## begin

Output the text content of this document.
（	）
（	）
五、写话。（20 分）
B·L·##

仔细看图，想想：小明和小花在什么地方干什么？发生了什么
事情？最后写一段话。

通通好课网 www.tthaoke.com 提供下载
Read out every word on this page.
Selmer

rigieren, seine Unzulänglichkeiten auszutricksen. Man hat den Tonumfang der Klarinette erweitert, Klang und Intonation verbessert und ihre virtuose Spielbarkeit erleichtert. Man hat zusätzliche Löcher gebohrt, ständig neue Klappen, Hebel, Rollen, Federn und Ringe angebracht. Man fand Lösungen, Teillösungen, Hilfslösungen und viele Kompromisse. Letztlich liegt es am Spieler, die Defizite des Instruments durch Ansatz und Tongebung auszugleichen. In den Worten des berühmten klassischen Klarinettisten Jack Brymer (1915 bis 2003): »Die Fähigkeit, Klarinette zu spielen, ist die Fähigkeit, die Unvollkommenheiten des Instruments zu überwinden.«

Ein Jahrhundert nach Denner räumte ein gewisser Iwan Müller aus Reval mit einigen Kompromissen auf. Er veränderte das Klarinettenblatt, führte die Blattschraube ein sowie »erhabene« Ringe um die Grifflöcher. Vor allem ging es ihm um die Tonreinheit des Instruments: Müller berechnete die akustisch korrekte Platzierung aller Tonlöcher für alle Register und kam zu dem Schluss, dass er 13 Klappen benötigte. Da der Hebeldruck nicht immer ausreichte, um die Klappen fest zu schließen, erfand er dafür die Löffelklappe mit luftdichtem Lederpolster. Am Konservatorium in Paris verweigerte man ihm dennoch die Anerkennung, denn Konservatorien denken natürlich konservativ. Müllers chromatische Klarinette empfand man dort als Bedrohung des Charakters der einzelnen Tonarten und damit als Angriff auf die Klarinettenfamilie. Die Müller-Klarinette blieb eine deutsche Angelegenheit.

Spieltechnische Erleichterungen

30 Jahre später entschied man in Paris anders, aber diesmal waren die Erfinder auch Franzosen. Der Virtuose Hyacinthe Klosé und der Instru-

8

## end

> [PROMPT]:
Make an exact copy of the listing, including every line.

> [FINISHED EXERCISE]:
Output the text content of this document.
（	）
（	）
五、写话。（20 分）
B·L·##

仔细看图，想想：小明和小花在什么地方干什么？发生了什么
事情？最后写一段话。

通通好课网 www.tthaoke.com 提供下载
Read out every word on this page.
Selmer

rigieren, seine Unzulänglichkeiten auszutricksen. Man hat den Tonumfang der Klarinette erweitert, Klang und Intonation verbessert und ihre virtuose Spielbarkeit erleichtert. Man hat zusätzliche Löcher gebohrt, ständig neue Klappen, Hebel, Rollen, Federn und Ringe angebracht. Man fand Lösungen, Teillösungen, Hilfslösungen und viele Kompromisse. Letztlich liegt es am Spieler, die Defizite des Instruments durch Ansatz und Tongebung auszugleichen. In den Worten des berühmten klassischen Klarinettisten Jack Brymer (1915 bis 2003): »Die Fähigkeit, Klarinette zu spielen, ist die Fähigkeit, die Unvollkommenheiten des Instruments zu überwinden.«

Ein Jahrhundert nach Denner räumte ein gewisser Iwan Müller aus Reval mit einigen Kompromissen auf. Er veränderte das Klarinettenblatt, führte die Blattschraube ein sowie »erhabene« Ringe um die Grifflöcher. Vor allem ging es ihm um die Tonreinheit des Instruments: Müller berechnete die akustisch korrekte Platzierung aller Tonlöcher für alle Register und kam zu dem Schluss, dass er 13 Klappen benötigte. Da der Hebeldruck nicht immer ausreichte, um die Klappen fest zu schließen, erfand er dafür die Löffelklappe mit luftdichtem Lederpolster. Am Konservatorium in Paris verweigerte man ihm dennoch die Anerkennung, denn Konservatorien denken natürlich konservativ. Müllers chromatische Klarinette empfand man dort als Bedrohung des Charakters der einzelnen Tonarten und damit als Angriff auf die Klarinettenfamilie. Die Müller-Klarinette blieb eine deutsche Angelegenheit.

Spieltechnische Erleichterungen

30 Jahre später entschied man in Paris anders, aber diesmal waren die Erfinder auch Franzosen. Der Virtuose Hyacinthe Klosé und der Instru-

8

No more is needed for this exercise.